▶ DIRECTION
Reproduce every one of the entries below verbatim, line for line, without changing a single character.

▶ EXTRACTED INFORMATION
--*--

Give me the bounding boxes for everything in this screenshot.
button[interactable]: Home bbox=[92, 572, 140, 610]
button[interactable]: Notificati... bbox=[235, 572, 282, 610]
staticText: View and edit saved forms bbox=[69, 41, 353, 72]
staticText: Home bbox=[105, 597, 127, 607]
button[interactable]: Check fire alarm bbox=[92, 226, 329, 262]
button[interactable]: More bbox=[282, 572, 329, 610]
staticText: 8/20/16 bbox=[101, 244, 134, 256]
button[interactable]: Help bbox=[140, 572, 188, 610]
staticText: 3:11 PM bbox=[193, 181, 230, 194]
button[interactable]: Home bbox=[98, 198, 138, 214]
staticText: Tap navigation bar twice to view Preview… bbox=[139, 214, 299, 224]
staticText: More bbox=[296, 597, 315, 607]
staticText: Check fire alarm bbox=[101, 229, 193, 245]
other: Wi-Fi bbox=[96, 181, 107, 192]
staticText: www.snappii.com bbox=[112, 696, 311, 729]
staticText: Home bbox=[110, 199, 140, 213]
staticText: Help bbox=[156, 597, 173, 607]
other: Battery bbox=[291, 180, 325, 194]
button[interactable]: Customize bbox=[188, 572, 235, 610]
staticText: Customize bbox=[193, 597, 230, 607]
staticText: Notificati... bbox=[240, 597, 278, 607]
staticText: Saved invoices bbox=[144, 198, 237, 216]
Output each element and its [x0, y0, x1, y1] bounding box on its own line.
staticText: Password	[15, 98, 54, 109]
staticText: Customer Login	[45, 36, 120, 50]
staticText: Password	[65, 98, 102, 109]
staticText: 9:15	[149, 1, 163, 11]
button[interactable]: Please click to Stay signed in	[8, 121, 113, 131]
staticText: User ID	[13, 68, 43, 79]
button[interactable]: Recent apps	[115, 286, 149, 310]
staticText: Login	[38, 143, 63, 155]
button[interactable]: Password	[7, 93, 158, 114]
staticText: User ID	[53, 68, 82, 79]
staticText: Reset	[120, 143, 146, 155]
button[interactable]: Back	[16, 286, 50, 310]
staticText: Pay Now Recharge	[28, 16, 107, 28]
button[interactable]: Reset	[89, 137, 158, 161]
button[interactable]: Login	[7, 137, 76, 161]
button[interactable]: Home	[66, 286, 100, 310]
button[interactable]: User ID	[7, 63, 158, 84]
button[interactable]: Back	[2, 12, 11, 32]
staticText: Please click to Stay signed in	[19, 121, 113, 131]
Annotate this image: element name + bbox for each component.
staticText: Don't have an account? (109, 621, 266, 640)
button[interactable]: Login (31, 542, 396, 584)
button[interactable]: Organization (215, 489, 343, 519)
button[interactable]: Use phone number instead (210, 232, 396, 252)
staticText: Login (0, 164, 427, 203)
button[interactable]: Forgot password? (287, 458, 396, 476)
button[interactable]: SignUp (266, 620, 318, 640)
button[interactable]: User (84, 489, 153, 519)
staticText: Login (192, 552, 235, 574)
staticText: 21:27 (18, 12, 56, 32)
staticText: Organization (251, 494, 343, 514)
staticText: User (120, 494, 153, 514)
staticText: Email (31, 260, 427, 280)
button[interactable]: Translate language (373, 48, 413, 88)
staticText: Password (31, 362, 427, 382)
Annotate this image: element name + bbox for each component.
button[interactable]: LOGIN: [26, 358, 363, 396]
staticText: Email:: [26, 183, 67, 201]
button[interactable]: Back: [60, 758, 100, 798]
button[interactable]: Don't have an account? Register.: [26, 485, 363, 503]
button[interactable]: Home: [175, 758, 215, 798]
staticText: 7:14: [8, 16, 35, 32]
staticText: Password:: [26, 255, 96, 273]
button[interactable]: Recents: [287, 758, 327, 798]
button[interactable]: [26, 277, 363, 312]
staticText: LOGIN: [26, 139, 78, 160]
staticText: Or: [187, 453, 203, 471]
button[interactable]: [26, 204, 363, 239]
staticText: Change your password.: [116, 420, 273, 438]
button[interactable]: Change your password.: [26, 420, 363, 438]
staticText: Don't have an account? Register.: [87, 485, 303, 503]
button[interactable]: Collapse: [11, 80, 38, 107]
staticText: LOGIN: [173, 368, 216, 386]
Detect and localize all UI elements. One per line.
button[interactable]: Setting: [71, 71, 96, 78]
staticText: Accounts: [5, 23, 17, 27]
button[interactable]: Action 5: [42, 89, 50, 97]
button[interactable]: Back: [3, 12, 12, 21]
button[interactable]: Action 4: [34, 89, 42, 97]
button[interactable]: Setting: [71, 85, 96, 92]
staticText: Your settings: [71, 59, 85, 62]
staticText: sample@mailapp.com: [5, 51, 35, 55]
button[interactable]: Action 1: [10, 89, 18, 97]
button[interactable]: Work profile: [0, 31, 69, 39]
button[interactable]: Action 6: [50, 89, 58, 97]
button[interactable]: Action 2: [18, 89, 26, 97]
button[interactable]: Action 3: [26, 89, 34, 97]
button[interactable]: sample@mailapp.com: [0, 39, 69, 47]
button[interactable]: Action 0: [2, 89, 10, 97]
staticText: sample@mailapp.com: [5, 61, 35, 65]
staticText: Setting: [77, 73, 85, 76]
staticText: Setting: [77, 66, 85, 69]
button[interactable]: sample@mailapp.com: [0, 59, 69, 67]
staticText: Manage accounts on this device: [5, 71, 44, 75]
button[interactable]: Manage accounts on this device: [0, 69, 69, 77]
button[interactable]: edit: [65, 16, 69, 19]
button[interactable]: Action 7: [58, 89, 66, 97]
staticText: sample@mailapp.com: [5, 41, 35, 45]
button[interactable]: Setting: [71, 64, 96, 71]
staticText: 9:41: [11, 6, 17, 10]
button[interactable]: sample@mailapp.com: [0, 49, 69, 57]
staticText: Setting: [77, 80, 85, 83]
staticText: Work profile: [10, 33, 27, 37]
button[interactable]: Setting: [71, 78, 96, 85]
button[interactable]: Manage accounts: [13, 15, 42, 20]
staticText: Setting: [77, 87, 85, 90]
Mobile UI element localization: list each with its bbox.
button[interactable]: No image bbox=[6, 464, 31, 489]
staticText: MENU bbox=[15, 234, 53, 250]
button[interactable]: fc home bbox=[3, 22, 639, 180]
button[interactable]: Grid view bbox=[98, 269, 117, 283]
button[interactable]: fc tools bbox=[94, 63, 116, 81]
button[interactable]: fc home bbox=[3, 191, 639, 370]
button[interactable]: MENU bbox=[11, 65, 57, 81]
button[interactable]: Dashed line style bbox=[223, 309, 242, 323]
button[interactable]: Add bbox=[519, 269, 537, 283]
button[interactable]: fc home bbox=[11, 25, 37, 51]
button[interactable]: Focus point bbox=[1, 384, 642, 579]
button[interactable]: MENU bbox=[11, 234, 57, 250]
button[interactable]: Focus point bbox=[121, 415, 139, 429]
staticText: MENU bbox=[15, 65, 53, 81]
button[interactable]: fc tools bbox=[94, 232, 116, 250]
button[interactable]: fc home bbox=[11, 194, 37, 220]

--*--

▶ WRITTEN ANSWER
Give me the bounding boxes for everything in this screenshot.
button[interactable]: Home bbox=[92, 572, 140, 610]
button[interactable]: Notificati... bbox=[235, 572, 282, 610]
staticText: View and edit saved forms bbox=[69, 41, 353, 72]
staticText: Home bbox=[105, 597, 127, 607]
button[interactable]: Check fire alarm bbox=[92, 226, 329, 262]
button[interactable]: More bbox=[282, 572, 329, 610]
staticText: 8/20/16 bbox=[101, 244, 134, 256]
button[interactable]: Help bbox=[140, 572, 188, 610]
staticText: 3:11 PM bbox=[193, 181, 230, 194]
button[interactable]: Home bbox=[98, 198, 138, 214]
staticText: Tap navigation bar twice to view Preview… bbox=[139, 214, 299, 224]
staticText: More bbox=[296, 597, 315, 607]
staticText: Check fire alarm bbox=[101, 229, 193, 245]
other: Wi-Fi bbox=[96, 181, 107, 192]
staticText: www.snappii.com bbox=[112, 696, 311, 729]
staticText: Home bbox=[110, 199, 140, 213]
staticText: Help bbox=[156, 597, 173, 607]
other: Battery bbox=[291, 180, 325, 194]
button[interactable]: Customize bbox=[188, 572, 235, 610]
staticText: Customize bbox=[193, 597, 230, 607]
staticText: Notificati... bbox=[240, 597, 278, 607]
staticText: Saved invoices bbox=[144, 198, 237, 216]
Output each element and its [x0, y0, x1, y1] bounding box on its own line.
staticText: Password	[15, 98, 54, 109]
staticText: Customer Login	[45, 36, 120, 50]
staticText: Password	[65, 98, 102, 109]
staticText: 9:15	[149, 1, 163, 11]
button[interactable]: Please click to Stay signed in	[8, 121, 113, 131]
staticText: User ID	[13, 68, 43, 79]
button[interactable]: Recent apps	[115, 286, 149, 310]
staticText: Login	[38, 143, 63, 155]
button[interactable]: Password	[7, 93, 158, 114]
staticText: User ID	[53, 68, 82, 79]
staticText: Reset	[120, 143, 146, 155]
button[interactable]: Back	[16, 286, 50, 310]
staticText: Pay Now Recharge	[28, 16, 107, 28]
button[interactable]: Reset	[89, 137, 158, 161]
button[interactable]: Login	[7, 137, 76, 161]
button[interactable]: Home	[66, 286, 100, 310]
button[interactable]: User ID	[7, 63, 158, 84]
button[interactable]: Back	[2, 12, 11, 32]
staticText: Please click to Stay signed in	[19, 121, 113, 131]
Annotate this image: element name + bbox for each component.
staticText: Don't have an account? (109, 621, 266, 640)
button[interactable]: Login (31, 542, 396, 584)
button[interactable]: Organization (215, 489, 343, 519)
button[interactable]: Use phone number instead (210, 232, 396, 252)
staticText: Login (0, 164, 427, 203)
button[interactable]: Forgot password? (287, 458, 396, 476)
button[interactable]: SignUp (266, 620, 318, 640)
button[interactable]: User (84, 489, 153, 519)
staticText: Login (192, 552, 235, 574)
staticText: 21:27 (18, 12, 56, 32)
staticText: Organization (251, 494, 343, 514)
staticText: User (120, 494, 153, 514)
staticText: Email (31, 260, 427, 280)
button[interactable]: Translate language (373, 48, 413, 88)
staticText: Password (31, 362, 427, 382)
Annotate this image: element name + bbox for each component.
button[interactable]: LOGIN: [26, 358, 363, 396]
staticText: Email:: [26, 183, 67, 201]
button[interactable]: Back: [60, 758, 100, 798]
button[interactable]: Don't have an account? Register.: [26, 485, 363, 503]
button[interactable]: Home: [175, 758, 215, 798]
staticText: 7:14: [8, 16, 35, 32]
staticText: Password:: [26, 255, 96, 273]
button[interactable]: Recents: [287, 758, 327, 798]
button[interactable]: [26, 277, 363, 312]
staticText: LOGIN: [26, 139, 78, 160]
staticText: Or: [187, 453, 203, 471]
button[interactable]: [26, 204, 363, 239]
staticText: Change your password.: [116, 420, 273, 438]
button[interactable]: Change your password.: [26, 420, 363, 438]
staticText: Don't have an account? Register.: [87, 485, 303, 503]
button[interactable]: Collapse: [11, 80, 38, 107]
staticText: LOGIN: [173, 368, 216, 386]
Detect and localize all UI elements. One per line.
button[interactable]: Setting: [71, 71, 96, 78]
staticText: Accounts: [5, 23, 17, 27]
button[interactable]: Action 5: [42, 89, 50, 97]
button[interactable]: Back: [3, 12, 12, 21]
button[interactable]: Action 4: [34, 89, 42, 97]
button[interactable]: Setting: [71, 85, 96, 92]
staticText: Your settings: [71, 59, 85, 62]
staticText: sample@mailapp.com: [5, 51, 35, 55]
button[interactable]: Action 1: [10, 89, 18, 97]
button[interactable]: Work profile: [0, 31, 69, 39]
button[interactable]: Action 6: [50, 89, 58, 97]
button[interactable]: Action 2: [18, 89, 26, 97]
button[interactable]: Action 3: [26, 89, 34, 97]
button[interactable]: sample@mailapp.com: [0, 39, 69, 47]
button[interactable]: Action 0: [2, 89, 10, 97]
staticText: sample@mailapp.com: [5, 61, 35, 65]
staticText: Setting: [77, 73, 85, 76]
staticText: Setting: [77, 66, 85, 69]
button[interactable]: sample@mailapp.com: [0, 59, 69, 67]
staticText: Manage accounts on this device: [5, 71, 44, 75]
button[interactable]: Manage accounts on this device: [0, 69, 69, 77]
button[interactable]: edit: [65, 16, 69, 19]
button[interactable]: Action 7: [58, 89, 66, 97]
staticText: sample@mailapp.com: [5, 41, 35, 45]
button[interactable]: Setting: [71, 64, 96, 71]
staticText: 9:41: [11, 6, 17, 10]
button[interactable]: sample@mailapp.com: [0, 49, 69, 57]
staticText: Setting: [77, 80, 85, 83]
staticText: Work profile: [10, 33, 27, 37]
button[interactable]: Setting: [71, 78, 96, 85]
button[interactable]: Manage accounts: [13, 15, 42, 20]
staticText: Setting: [77, 87, 85, 90]
Mobile UI element localization: list each with its bbox.
button[interactable]: No image bbox=[6, 464, 31, 489]
staticText: MENU bbox=[15, 234, 53, 250]
button[interactable]: fc home bbox=[3, 22, 639, 180]
button[interactable]: Grid view bbox=[98, 269, 117, 283]
button[interactable]: fc tools bbox=[94, 63, 116, 81]
button[interactable]: fc home bbox=[3, 191, 639, 370]
button[interactable]: MENU bbox=[11, 65, 57, 81]
button[interactable]: Dashed line style bbox=[223, 309, 242, 323]
button[interactable]: Add bbox=[519, 269, 537, 283]
button[interactable]: fc home bbox=[11, 25, 37, 51]
button[interactable]: Focus point bbox=[1, 384, 642, 579]
button[interactable]: MENU bbox=[11, 234, 57, 250]
button[interactable]: Focus point bbox=[121, 415, 139, 429]
staticText: MENU bbox=[15, 65, 53, 81]
button[interactable]: fc tools bbox=[94, 232, 116, 250]
button[interactable]: fc home bbox=[11, 194, 37, 220]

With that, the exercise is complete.